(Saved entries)
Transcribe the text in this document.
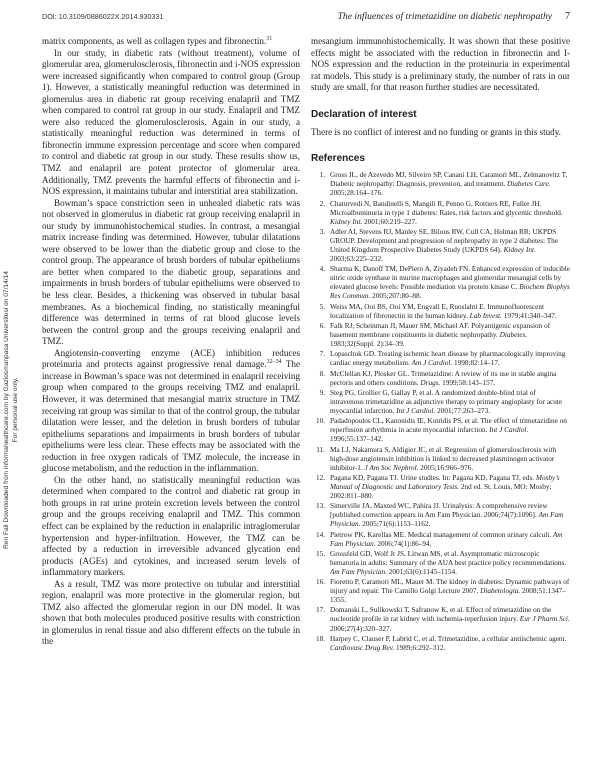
DOI: 10.3109/0886022X.2014.930331	The influences of trimetazidine on diabetic nephropathy 7
Ren Fail Downloaded from informahealthcare.com by Gaziosmanpasa Universitesi on 07/14/14 For personal use only.

matrix components, as well as collagen types and fibronectin.$^{31}$

In our study, in diabetic rats (without treatment), volume of glomerular area, glomerulosclerosis, fibronectin and i-NOS expression were increased significantly when compared to control group (Group 1). However, a statistically meaningful reduction was determined in glomerulus area in diabetic rat group receiving enalapril and TMZ when compared to control rat group in our study. Enalapril and TMZ were also reduced the glomerulosclerosis. Again in our study, a statistically meaningful reduction was determined in terms of fibronectin immune expression percentage and score when compared to control and diabetic rat group in our study. These results show us, TMZ and enalapril are potent protector of glomerular area. Additionally, TMZ prevents the harmful effects of fibronectin and i-NOS expression, it maintains tubular and interstitial area stabilization.

Bowman’s space constriction seen in unhealed diabetic rats was not observed in glomerulus in diabetic rat group receiving enalapril in our study by immunohistochemical studies. In contrast, a mesangial matrix increase finding was determined. However, tubular dilatations were observed to be lower than the diabetic group and close to the control group. The appearance of brush borders of tubular epitheliums are better when compared to the diabetic group, separations and impairments in brush borders of tubular epitheliums were observed to be less clear. Besides, a thickening was observed in tubular basal membranes. As a biochemical finding, no statistically meaningful difference was determined in terms of rat blood glucose levels between the control group and the groups receiving enalapril and TMZ.

Angiotensin-converting enzyme (ACE) inhibition reduces proteinuria and protects against progressive renal damage.$^{32-34}$ The increase in Bowman’s space was not determined in enalapril receiving group when compared to the groups receiving TMZ and enalapril. However, it was determined that mesangial matrix structure in TMZ receiving rat group was similar to that of the control group, the tubular dilatation were lesser, and the deletion in brush borders of tubular epitheliums separations and impairments in brush borders of tubular epitheliums were less clear. These effects may be associated with the reduction in free oxygen radicals of TMZ molecule, the increase in glucose metabolism, and the reduction in the inflammation.

On the other hand, no statistically meaningful reduction was determined when compared to the control and diabetic rat group in both groups in rat urine protein excretion levels between the control group and the groups receiving enalapril and TMZ. This common effect can be explained by the reduction in enalaprilic intraglomerular hypertension and hyper-infiltration. However, the TMZ can be affected by a reduction in irreversible advanced glycation end products (AGEs) and cytokines, and increased serum levels of inflammatory markers.

As a result, TMZ was more protective on tubular and interstitial region, enalapril was more protective in the glomerular region, but TMZ also affected the glomerular region in our DN model. It was shown that both molecules produced positive results with constriction in glomerulus in renal tissue and also different effects on the tubule in the

mesangium immunohistochemically. It was shown that these positive effects might be associated with the reduction in fibronectin and I-NOS expression and the reduction in the proteinuria in experimental rat models. This study is a preliminary study, the number of rats in our study are small, for that reason further studies are necessitated.

Declaration of interest

There is no conflict of interest and no funding or grants in this study.

References
1. Gross JL, de Azevedo MJ, Silveiro SP, Canani LH, Caramori ML, Zelmanovitz T. Diabetic nephropathy: Diagnosis, prevention, and treatment. Diabetes Care. 2005;28:164–176.
2. Chaturvedi N, Bandinelli S, Mangili R, Penno G, Rottiers RE, Fuller JH. Microalbuminuria in type 1 diabetes: Rates, risk factors and glycemic threshold. Kidney Int. 2001;60:219–227.
3. Adler AI, Stevens RJ, Manley SE, Bilous RW, Cull CA, Holman RR; UKPDS GROUP. Development and progression of nephropathy in type 2 diabetes: The United Kingdom Prospective Diabetes Study (UKPDS 64). Kidney Int. 2003;63:225–232.
4. Sharma K, Danoff TM, DePiero A, Ziyadeh FN. Enhanced expression of inducible nitric oxide synthase in murine macrophages and glomerular mesangial cells by elevated glucose levels: Possible mediation via protein kinase C. Biochem Biophys Res Commun. 2005;207:80–88.
5. Weiss MA, Ooi BS, Ooi YM, Engvall E, Ruoslahti E. Immunofluorescent localization of fibronectin in the human kidney. Lab Invest. 1979;41:340–347.
6. Falk RJ, Scheinman JI, Mauer SM, Michael AF. Polyantigenic expansion of basement membrane constituents in diabetic nephropathy. Diabetes. 1983;32(Suppl. 2):34–39.
7. Lopaschuk GD. Treating ischemic heart disease by pharmacologically improving cardiac energy metabolism. Am J Cardiol. 1998;82:14–17.
8. McClellan KJ, Plosker GL. Trimetazidine: A review of its use in stable angina pectoris and others conditions. Drugs. 1999;58:143–157.
9. Steg PG, Grollier G, Gallay P, et al. A randomized double-blind trial of intravenous trimetazidine as adjunctive therapy to primary angioplasty for acute myocardial infarction. Int J Cardiol. 2001;77:263–273.
10. Padadopoulos CL, Kanonidis IE, Kotridis PS, et al. The effect of trimetazidine on reperfusion arrhythmia in acute myocardial infarction. Int J Cardiol. 1996;55:137–142.
11. Ma LJ, Nakamura S, Aldigier JC, et al. Regression of glomerulosclerosis with high-dose angiotensin inhibition is linked to decreased plasminogen activator inhibitor-1. J Am Soc Nephrol. 2005;16:966–976.
12. Pagana KD, Pagana TJ. Urine studies. In: Pagana KD, Pagana TJ, eds. Mosby’s Manual of Diagnostic and Laboratory Tests. 2nd ed. St. Louis, MO: Mosby; 2002:811–880.
13. Simerville JA, Maxted WC, Pahira JJ. Urinalysis: A comprehensive review [published correction appears in Am Fam Physician. 2006;74(7):1096]. Am Fam Physician. 2005;71(6):1153–1162.
14. Pietrow PK, Karellas ME. Medical management of common urinary calculi. Am Fam Physician. 2006;74(1):86–94.
15. Grossfeld GD, Wolf Jr JS, Litwan MS, et al. Asymptomatic microscopic hematuria in adults: Summary of the AUA best practice policy recommendations. Am Fam Physician. 2001;63(6):1145–1154.
16. Fioretto P, Caramori ML, Mauer M. The kidney in diabetes: Dynamic pathways of injury and repair. The Camillo Golgi Lecture 2007. Diabetologia. 2008;51:1347–1355.
17. Domanski L, Sulikowski T, Safranow K, et al. Effect of trimetazidine on the nucleotide profile in rat kidney with ischemia-reperfusion injury. Eur J Pharm Sci. 2006;27(4):320–327.
18. Harpey C, Clauser P, Labrid C, et al. Trimetazidine, a cellular antiischemic agent. Cardiovasc Drug Rev. 1989;6:292–312.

### [PROBLEM STATEMENT]
From the preceding records, count the lines where "acute" occurs and reply with the number only.

### [REPLY]
2